--- Excerpted records ---
****************
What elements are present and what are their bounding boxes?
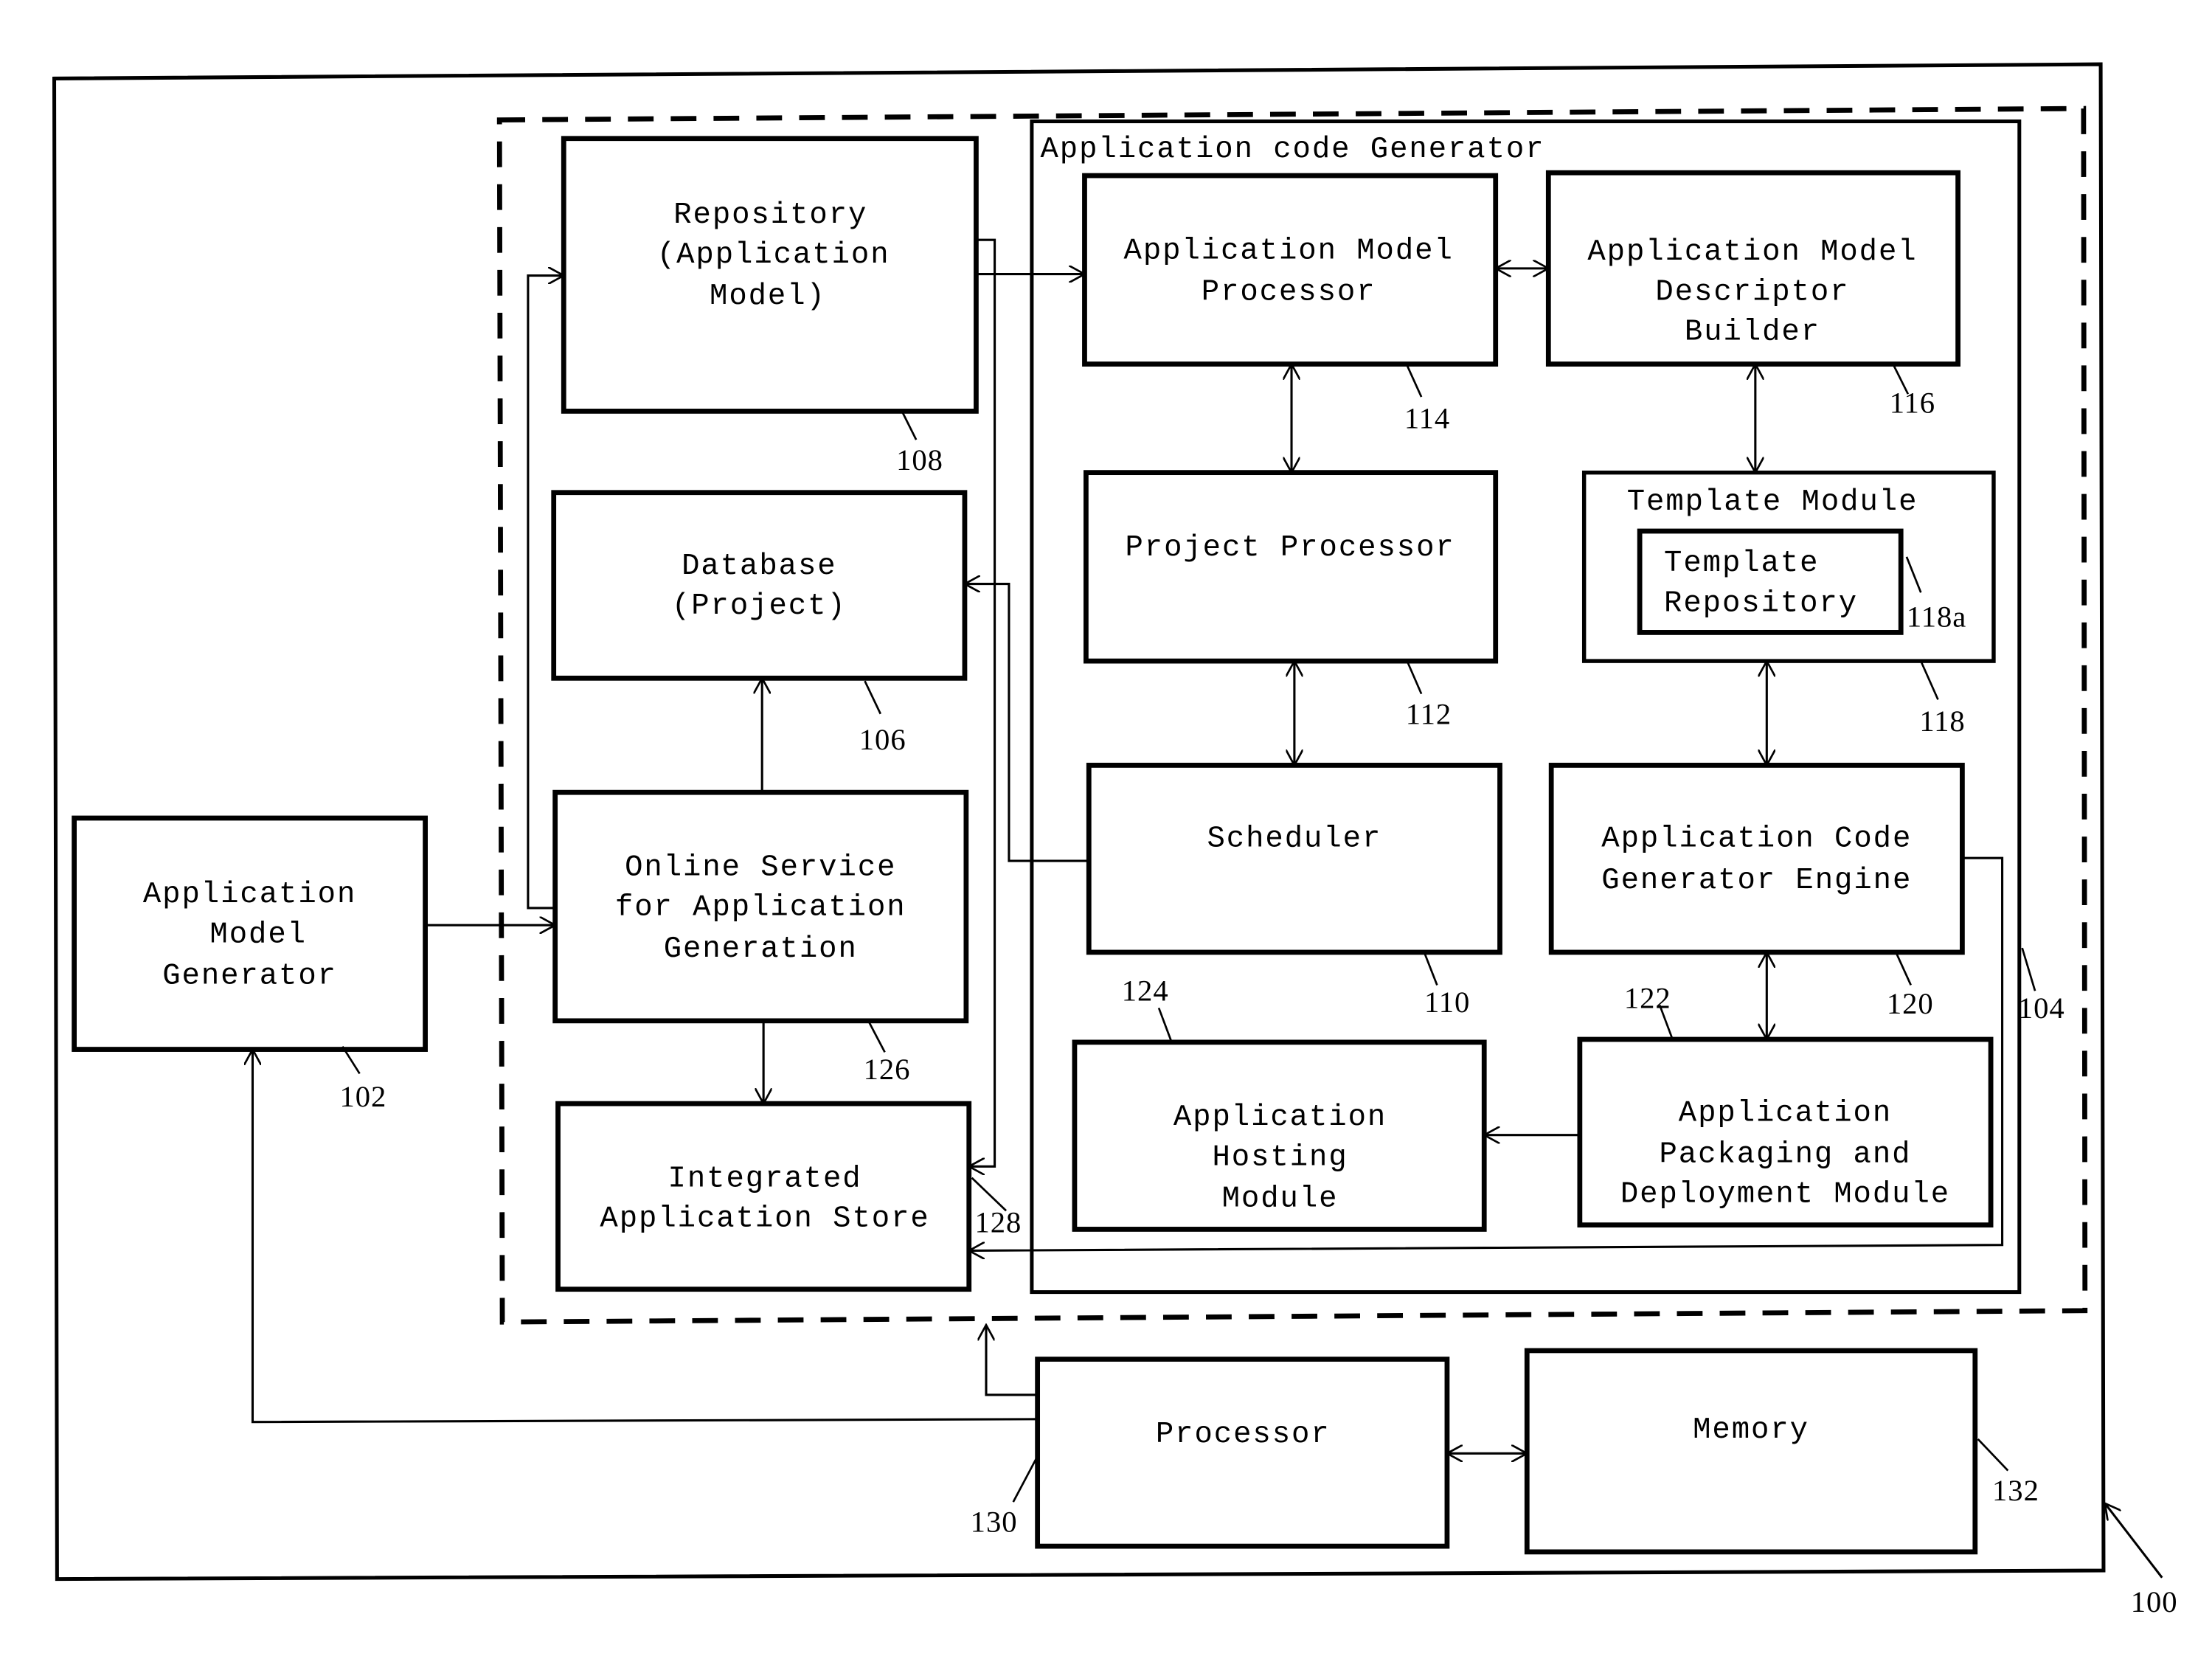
block-template-repository[interactable]: Template Repository [1637,528,1904,635]
ref-118a: 118a [1907,600,1966,634]
block-label: Application [143,878,356,912]
ref-118: 118 [1919,704,1965,738]
block-project-processor[interactable]: Project Processor [1084,470,1499,664]
block-label: Generation [664,932,858,966]
block-app-model-generator[interactable]: Application Model Generator [72,815,428,1052]
block-label: Application Model [1124,234,1454,268]
ref-106: 106 [859,723,906,756]
ref-110: 110 [1424,986,1470,1019]
ref-120: 120 [1887,987,1934,1020]
block-label: Application [1173,1101,1387,1135]
block-label: Builder [1685,316,1820,350]
block-label: Database [682,550,836,583]
block-label: Template Module [1627,485,1918,519]
arrow-processor-to-container [986,1325,1038,1396]
block-label: for Application [615,891,906,925]
ref-108: 108 [896,443,943,477]
block-packaging-module[interactable]: Application Packaging and Deployment Mod… [1577,1036,1994,1228]
arrow-ref-100 [2105,1503,2163,1579]
block-label: Model) [710,280,826,314]
block-label: Online Service [625,851,896,884]
block-label: Scheduler [1207,822,1382,856]
block-online-service[interactable]: Online Service for Application Generatio… [552,789,969,1024]
arrow-scheduler-to-database [965,584,1089,862]
block-label: Model [209,918,307,952]
ref-132: 132 [1992,1474,2039,1507]
app-code-generator-label: Application code Generator [1040,133,1544,167]
block-label: Project Processor [1125,531,1455,565]
block-label: Template [1664,547,1819,581]
block-memory[interactable]: Memory [1524,1348,1978,1555]
block-label: Descriptor [1655,275,1849,309]
ref-114: 114 [1404,402,1450,435]
ref-130: 130 [971,1506,1018,1539]
block-processor[interactable]: Processor [1035,1357,1450,1549]
block-label: Repository [673,198,867,232]
block-label: (Application [657,238,890,272]
block-code-generator-engine[interactable]: Application Code Generator Engine [1548,763,1965,955]
block-label: Repository [1664,586,1858,620]
ref-112: 112 [1406,697,1452,730]
block-repository[interactable]: Repository (Application Model) [561,136,979,414]
ref-100: 100 [2131,1585,2178,1618]
block-integrated-store[interactable]: Integrated Application Store [555,1101,972,1292]
ref-102: 102 [339,1080,386,1113]
block-label: Application [1679,1096,1892,1130]
ref-128: 128 [974,1205,1022,1239]
ref-104: 104 [2018,991,2065,1025]
block-label: Packaging and [1659,1137,1911,1171]
block-hosting-module[interactable]: Application Hosting Module [1072,1039,1487,1232]
block-label: Processor [1202,275,1376,309]
block-label: Generator [162,960,337,994]
block-label: Module [1222,1182,1339,1216]
ref-126: 126 [864,1053,911,1086]
block-label: Deployment Module [1620,1178,1950,1212]
block-scheduler[interactable]: Scheduler [1086,763,1502,955]
ref-116: 116 [1890,386,1935,419]
ref-124: 124 [1122,974,1169,1008]
block-label: (Project) [672,589,847,623]
block-label: Application Store [600,1202,929,1236]
block-label: Integrated [668,1162,862,1196]
ref-122: 122 [1624,981,1671,1014]
block-database[interactable]: Database (Project) [551,490,968,681]
block-label: Memory [1693,1413,1809,1447]
block-descriptor-builder[interactable]: Application Model Descriptor Builder [1545,170,1960,367]
block-app-model-processor[interactable]: Application Model Processor [1082,173,1499,367]
block-label: Processor [1156,1418,1331,1452]
block-label: Generator Engine [1601,864,1912,898]
system-block-diagram: Application code Generator Application M… [52,62,2178,1618]
block-label: Hosting [1212,1140,1348,1174]
block-label: Application Model [1587,235,1917,269]
block-label: Application Code [1601,822,1912,856]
****************
--- What is expected ---
Write out every line of the material above without changing a character, omitting the picture.

--- Task response ---
What elements are present and what are their bounding boxes?
block-template-repository[interactable]: Template Repository [1637,528,1904,635]
ref-118a: 118a [1907,600,1966,634]
block-label: Application [143,878,356,912]
ref-118: 118 [1919,704,1965,738]
block-project-processor[interactable]: Project Processor [1084,470,1499,664]
block-label: Generation [664,932,858,966]
block-app-model-generator[interactable]: Application Model Generator [72,815,428,1052]
block-label: Application Model [1124,234,1454,268]
ref-106: 106 [859,723,906,756]
ref-110: 110 [1424,986,1470,1019]
ref-120: 120 [1887,987,1934,1020]
block-label: Application [1173,1101,1387,1135]
block-label: Builder [1685,316,1820,350]
block-label: Database [682,550,836,583]
block-label: Template Module [1627,485,1918,519]
arrow-processor-to-container [986,1325,1038,1396]
block-label: for Application [615,891,906,925]
ref-108: 108 [896,443,943,477]
block-packaging-module[interactable]: Application Packaging and Deployment Mod… [1577,1036,1994,1228]
arrow-ref-100 [2105,1503,2163,1579]
block-label: Model) [710,280,826,314]
block-label: Online Service [625,851,896,884]
block-label: Scheduler [1207,822,1382,856]
block-online-service[interactable]: Online Service for Application Generatio… [552,789,969,1024]
arrow-scheduler-to-database [965,584,1089,862]
block-label: Model [209,918,307,952]
ref-132: 132 [1992,1474,2039,1507]
app-code-generator-label: Application code Generator [1040,133,1544,167]
block-label: Project Processor [1125,531,1455,565]
block-label: Template [1664,547,1819,581]
block-memory[interactable]: Memory [1524,1348,1978,1555]
block-label: Descriptor [1655,275,1849,309]
ref-114: 114 [1404,402,1450,435]
ref-130: 130 [971,1506,1018,1539]
block-processor[interactable]: Processor [1035,1357,1450,1549]
block-label: Repository [673,198,867,232]
block-label: (Application [657,238,890,272]
block-code-generator-engine[interactable]: Application Code Generator Engine [1548,763,1965,955]
block-label: Repository [1664,586,1858,620]
ref-112: 112 [1406,697,1452,730]
block-repository[interactable]: Repository (Application Model) [561,136,979,414]
ref-100: 100 [2131,1585,2178,1618]
block-integrated-store[interactable]: Integrated Application Store [555,1101,972,1292]
ref-102: 102 [339,1080,386,1113]
block-label: Application [1679,1096,1892,1130]
ref-128: 128 [974,1205,1022,1239]
ref-104: 104 [2018,991,2065,1025]
block-label: Packaging and [1659,1137,1911,1171]
block-hosting-module[interactable]: Application Hosting Module [1072,1039,1487,1232]
block-label: Processor [1202,275,1376,309]
block-label: Generator [162,960,337,994]
block-label: Module [1222,1182,1339,1216]
ref-126: 126 [864,1053,911,1086]
block-label: Deployment Module [1620,1178,1950,1212]
block-scheduler[interactable]: Scheduler [1086,763,1502,955]
ref-116: 116 [1890,386,1935,419]
ref-124: 124 [1122,974,1169,1008]
block-label: (Project) [672,589,847,623]
block-label: Application Store [600,1202,929,1236]
block-label: Integrated [668,1162,862,1196]
ref-122: 122 [1624,981,1671,1014]
block-database[interactable]: Database (Project) [551,490,968,681]
block-label: Memory [1693,1413,1809,1447]
block-descriptor-builder[interactable]: Application Model Descriptor Builder [1545,170,1960,367]
block-app-model-processor[interactable]: Application Model Processor [1082,173,1499,367]
block-label: Processor [1156,1418,1331,1452]
block-label: Generator Engine [1601,864,1912,898]
system-block-diagram: Application code Generator Application M… [52,62,2178,1618]
block-label: Hosting [1212,1140,1348,1174]
block-label: Application Model [1587,235,1917,269]
block-label: Application Code [1601,822,1912,856]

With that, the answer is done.